* [Your instructions] Write out the material exactly, without any of its pictures.

* Start Given data *

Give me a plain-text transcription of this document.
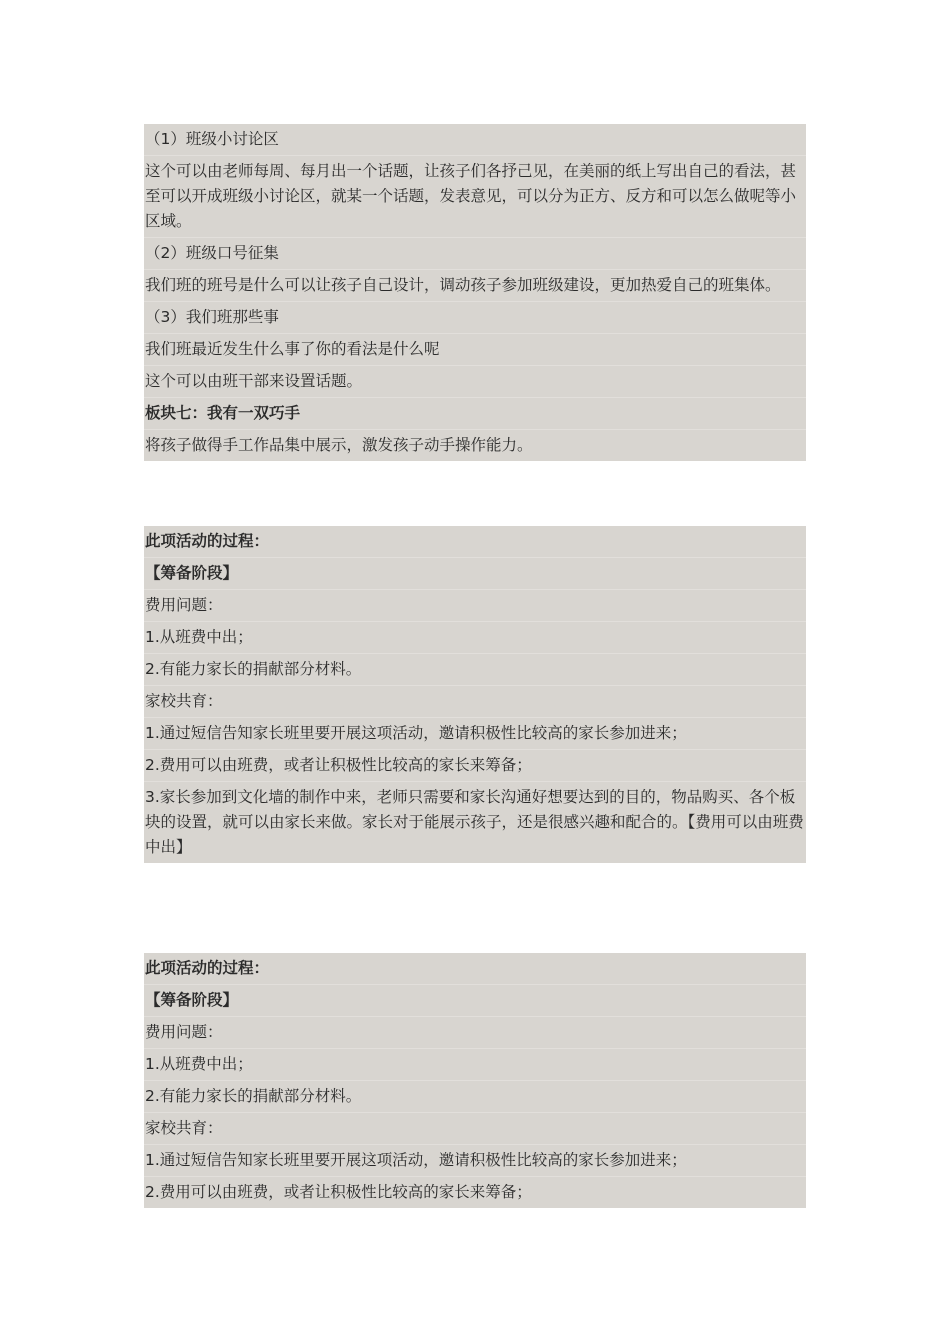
（1）班级小讨论区
这个可以由老师每周、每月出一个话题，让孩子们各抒己见，在美丽的纸上写出自己的看法，甚至可以开成班级小讨论区，就某一个话题，发表意见，可以分为正方、反方和可以怎么做呢等小区域。
（2）班级口号征集
我们班的班号是什么可以让孩子自己设计，调动孩子参加班级建设，更加热爱自己的班集体。
（3）我们班那些事
我们班最近发生什么事了你的看法是什么呢
这个可以由班干部来设置话题。
板块七：我有一双巧手
将孩子做得手工作品集中展示，激发孩子动手操作能力。
此项活动的过程：
【筹备阶段】
费用问题：
1.从班费中出；
2.有能力家长的捐献部分材料。
家校共育：
1.通过短信告知家长班里要开展这项活动，邀请积极性比较高的家长参加进来；
2.费用可以由班费，或者让积极性比较高的家长来筹备；
3.家长参加到文化墙的制作中来，老师只需要和家长沟通好想要达到的目的，物品购买、各个板块的设置，就可以由家长来做。家长对于能展示孩子，还是很感兴趣和配合的。【费用可以由班费中出】
此项活动的过程：
【筹备阶段】
费用问题：
1.从班费中出；
2.有能力家长的捐献部分材料。
家校共育：
1.通过短信告知家长班里要开展这项活动，邀请积极性比较高的家长参加进来；
2.费用可以由班费，或者让积极性比较高的家长来筹备；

* End Given data *

* [Written reply]
Give me a plain-text transcription of this document.
（1）班级小讨论区
这个可以由老师每周、每月出一个话题，让孩子们各抒己见，在美丽的纸上写出自己的看法，甚至可以开成班级小讨论区，就某一个话题，发表意见，可以分为正方、反方和可以怎么做呢等小区域。
（2）班级口号征集
我们班的班号是什么可以让孩子自己设计，调动孩子参加班级建设，更加热爱自己的班集体。
（3）我们班那些事
我们班最近发生什么事了你的看法是什么呢
这个可以由班干部来设置话题。
板块七：我有一双巧手
将孩子做得手工作品集中展示，激发孩子动手操作能力。
此项活动的过程：
【筹备阶段】
费用问题：
1.从班费中出；
2.有能力家长的捐献部分材料。
家校共育：
1.通过短信告知家长班里要开展这项活动，邀请积极性比较高的家长参加进来；
2.费用可以由班费，或者让积极性比较高的家长来筹备；
3.家长参加到文化墙的制作中来，老师只需要和家长沟通好想要达到的目的，物品购买、各个板块的设置，就可以由家长来做。家长对于能展示孩子，还是很感兴趣和配合的。【费用可以由班费中出】
此项活动的过程：
【筹备阶段】
费用问题：
1.从班费中出；
2.有能力家长的捐献部分材料。
家校共育：
1.通过短信告知家长班里要开展这项活动，邀请积极性比较高的家长参加进来；
2.费用可以由班费，或者让积极性比较高的家长来筹备；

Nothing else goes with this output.